TASK OBJECTIVE
Pictures are not part of the copy; repeat everything else in the records exactly.

DATA SHOWN

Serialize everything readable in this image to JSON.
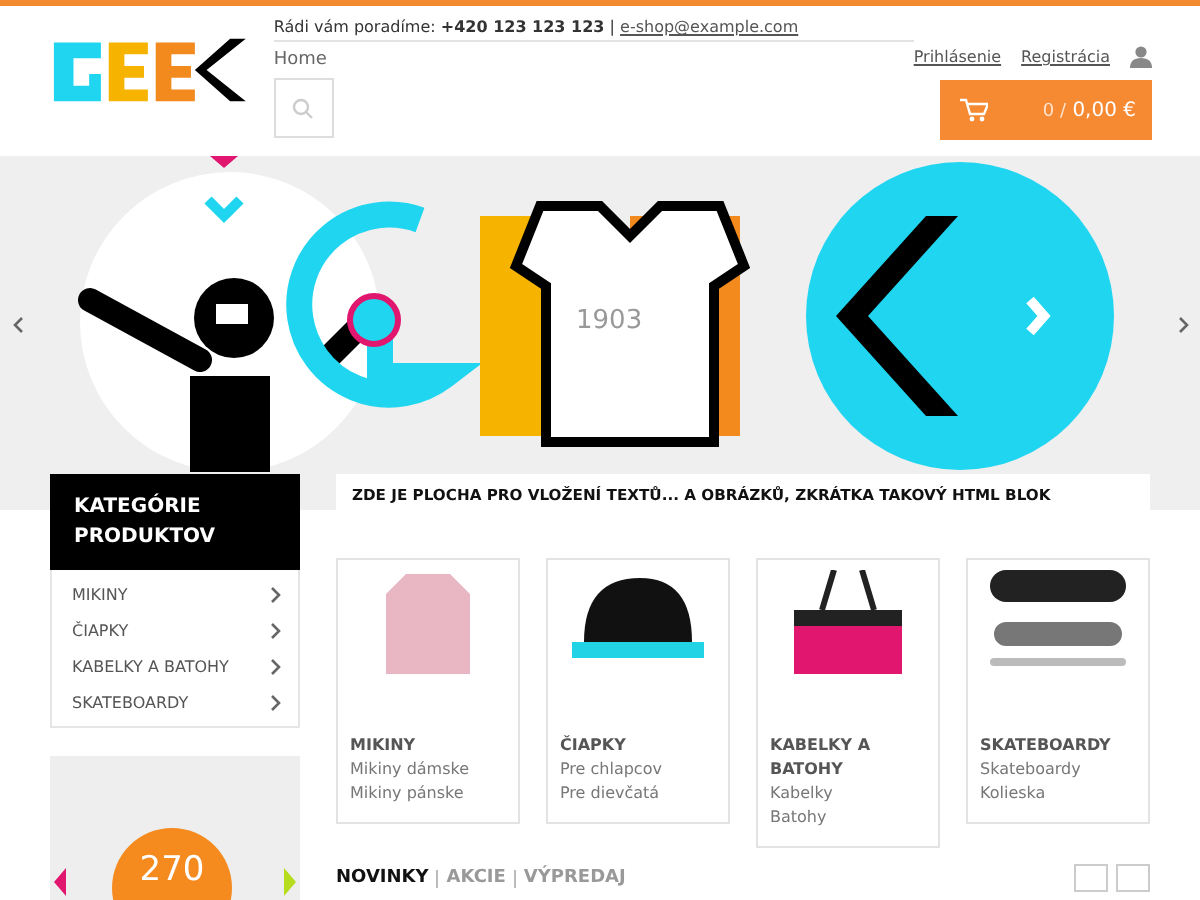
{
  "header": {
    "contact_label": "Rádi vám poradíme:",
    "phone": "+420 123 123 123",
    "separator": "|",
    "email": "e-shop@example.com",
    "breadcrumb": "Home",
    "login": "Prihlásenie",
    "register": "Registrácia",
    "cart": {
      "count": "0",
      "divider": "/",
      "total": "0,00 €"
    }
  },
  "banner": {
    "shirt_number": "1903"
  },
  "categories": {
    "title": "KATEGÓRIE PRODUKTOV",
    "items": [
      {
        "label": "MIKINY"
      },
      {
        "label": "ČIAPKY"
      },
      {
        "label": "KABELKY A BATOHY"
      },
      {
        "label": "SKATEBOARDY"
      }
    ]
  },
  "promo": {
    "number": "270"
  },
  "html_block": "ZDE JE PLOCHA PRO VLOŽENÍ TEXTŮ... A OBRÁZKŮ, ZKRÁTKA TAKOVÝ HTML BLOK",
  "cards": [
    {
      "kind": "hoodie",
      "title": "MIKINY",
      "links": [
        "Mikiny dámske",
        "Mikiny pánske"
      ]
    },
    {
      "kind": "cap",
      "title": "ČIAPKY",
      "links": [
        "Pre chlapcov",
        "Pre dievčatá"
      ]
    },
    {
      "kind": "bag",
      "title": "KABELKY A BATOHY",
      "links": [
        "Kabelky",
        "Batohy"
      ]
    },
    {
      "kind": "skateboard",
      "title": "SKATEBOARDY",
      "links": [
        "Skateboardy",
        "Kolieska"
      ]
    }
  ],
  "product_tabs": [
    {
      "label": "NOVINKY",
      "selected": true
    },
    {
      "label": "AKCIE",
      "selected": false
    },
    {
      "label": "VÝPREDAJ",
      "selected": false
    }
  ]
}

ANSWER BELOW
Serialize everything readable in this image to JSON.
{
  "header": {
    "contact_label": "Rádi vám poradíme:",
    "phone": "+420 123 123 123",
    "separator": "|",
    "email": "e-shop@example.com",
    "breadcrumb": "Home",
    "login": "Prihlásenie",
    "register": "Registrácia",
    "cart": {
      "count": "0",
      "divider": "/",
      "total": "0,00 €"
    }
  },
  "banner": {
    "shirt_number": "1903"
  },
  "categories": {
    "title": "KATEGÓRIE PRODUKTOV",
    "items": [
      {
        "label": "MIKINY"
      },
      {
        "label": "ČIAPKY"
      },
      {
        "label": "KABELKY A BATOHY"
      },
      {
        "label": "SKATEBOARDY"
      }
    ]
  },
  "promo": {
    "number": "270"
  },
  "html_block": "ZDE JE PLOCHA PRO VLOŽENÍ TEXTŮ... A OBRÁZKŮ, ZKRÁTKA TAKOVÝ HTML BLOK",
  "cards": [
    {
      "kind": "hoodie",
      "title": "MIKINY",
      "links": [
        "Mikiny dámske",
        "Mikiny pánske"
      ]
    },
    {
      "kind": "cap",
      "title": "ČIAPKY",
      "links": [
        "Pre chlapcov",
        "Pre dievčatá"
      ]
    },
    {
      "kind": "bag",
      "title": "KABELKY A BATOHY",
      "links": [
        "Kabelky",
        "Batohy"
      ]
    },
    {
      "kind": "skateboard",
      "title": "SKATEBOARDY",
      "links": [
        "Skateboardy",
        "Kolieska"
      ]
    }
  ],
  "product_tabs": [
    {
      "label": "NOVINKY",
      "selected": true
    },
    {
      "label": "AKCIE",
      "selected": false
    },
    {
      "label": "VÝPREDAJ",
      "selected": false
    }
  ]
}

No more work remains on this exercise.